▶ **EXCERTO DA FONTE**:

Decisão Texto Integral:
ACORDAM OS JUÍZES NA 1ª SECÇÃO CÍVEL DO TRIBUNAL DA RELAÇÃO DE GUIMARÃES:

I – Relatório

Recorrente(s): A. R. e M. C.

- Recorrido/a(s): CAIXA ..., S.A. e demais Credores dos insolventes
*
No apenso F, de Liquidação da insolvência em que foram declarados insolventes os aqui Recorrentes, foi em 15.9.2020 proferido despacho que apreciou os Requerimentos de 31.08.2020 [36338197], de 08.09.2020 [36407940] e de 14.09.2020 [36466364], apresentados no mesmo.
Nesse primeiro requerimento, os Recorrentes, acompanhados da sua alegada filha A. C., que só nesse acto se fez representar nestes autos através de mandatário forense, vieram pedir que o Tribunal se dignasse: a) anular a venda à CAIXA ... S.A. do prédio urbano destinado a habitação, composto de rés-do-chão, 1º e 2º andares, dependência, terreno de logradouro e cultivo, sito na freguesia de ..., Viana do Castelo, descrito no registo predial sob o nº .., por violação do artigo 161º, n.º 1 e 4 do CIRE, e ainda por inobservância do direito de remição previsto nos artigos 842º e seguintes do CPC; b) Aceitar o exercício do direito de remissão da A. C..
Foi então determinada a notificação da A.I. e da Recorrida a fim de se pronunciar.

▶ **MATERIAL FORNECIDO**:
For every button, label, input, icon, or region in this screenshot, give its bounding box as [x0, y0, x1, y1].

▶ **TAREFAS A REALIZAR**:
a – No acórdão do Tribunal da Relação de Guimarães, em que data foi proferido o despacho no apenso F?
b – Prossiga o acórdão do Tribunal da Relação de Guimarães a partir da última frase apresentada.

▶ **RESPOSTAS POR TAREFA**:
a – O despacho foi proferido em 15.9.2020.

b –
A Recorrida Caixa ... emitiu a sua posição em 8.9.2020, terminando com pedido de indeferimento do requerido, declarando-se plenamente válida a venda já concretizada e não aceitando o exercício do direito de remição da A. C., por extemporâneo.
A Srª. A.I. pronunciou-se em 14.9.2020, concluindo que, sic: deve o requerimento ora em resposta ser indeferido: a) Por não haver fundamento para anular a venda realizada à Caixa ..., SA, nem violação do artigo 161º, números 1 e 4, do CIRE; b) Por não constituir exercício do direito de remição, nos termos do artigo 842 e 843º do CPC, o qual nunca foi exercido anteriormente no processo por A. C..

Foi proferido novo despacho que conheceu deste incidente e que culminou com o seguinte dispositivo:

“Por tudo quanto vem de se expor, julga-se improcedente a pretendida nulidade da venda à Caixa ... S.A. do prédio urbano destinado a habitação, composto de rés-do-chão, 1º e 2º andares, dependência, terreno de logradouro e cultivo, sito na freguesia de ..., Viana do Castelo, descrito no registo predial sob o nº .., quer por alegada violação do artigo 161º, n.º 1 e 4 do CIRE, quer ainda por eventual inobservância do direito de remição previsto nos artigos 842º e seguintes do CPC.
Custas pelos requerentes, fixando-se a taxa de justiça no mínimo legal.”
*
Inconformados com tal decisão, dela interpuseram os Insolventes/Devedores o presente recurso de apelação, em cujas alegações formulam as seguintes
conclusões:

A. O recurso vem interposto do despacho, datado de 15 de Setembro de 2020, em que foi indeferido o requerimento dos recorrentes em que estes solicitavam ao tribunal a quo a anulação da venda à Caixa ..., SA (Caixa …) do prédio urbano destinado a habitação, sito na freguesia de ..., em Viana do Castelo, casa de morada de família apreendida a favor da massa insolvente; bem como requeriam a admissão do exercício do direito de remição da filha do casal insolvente, A. C..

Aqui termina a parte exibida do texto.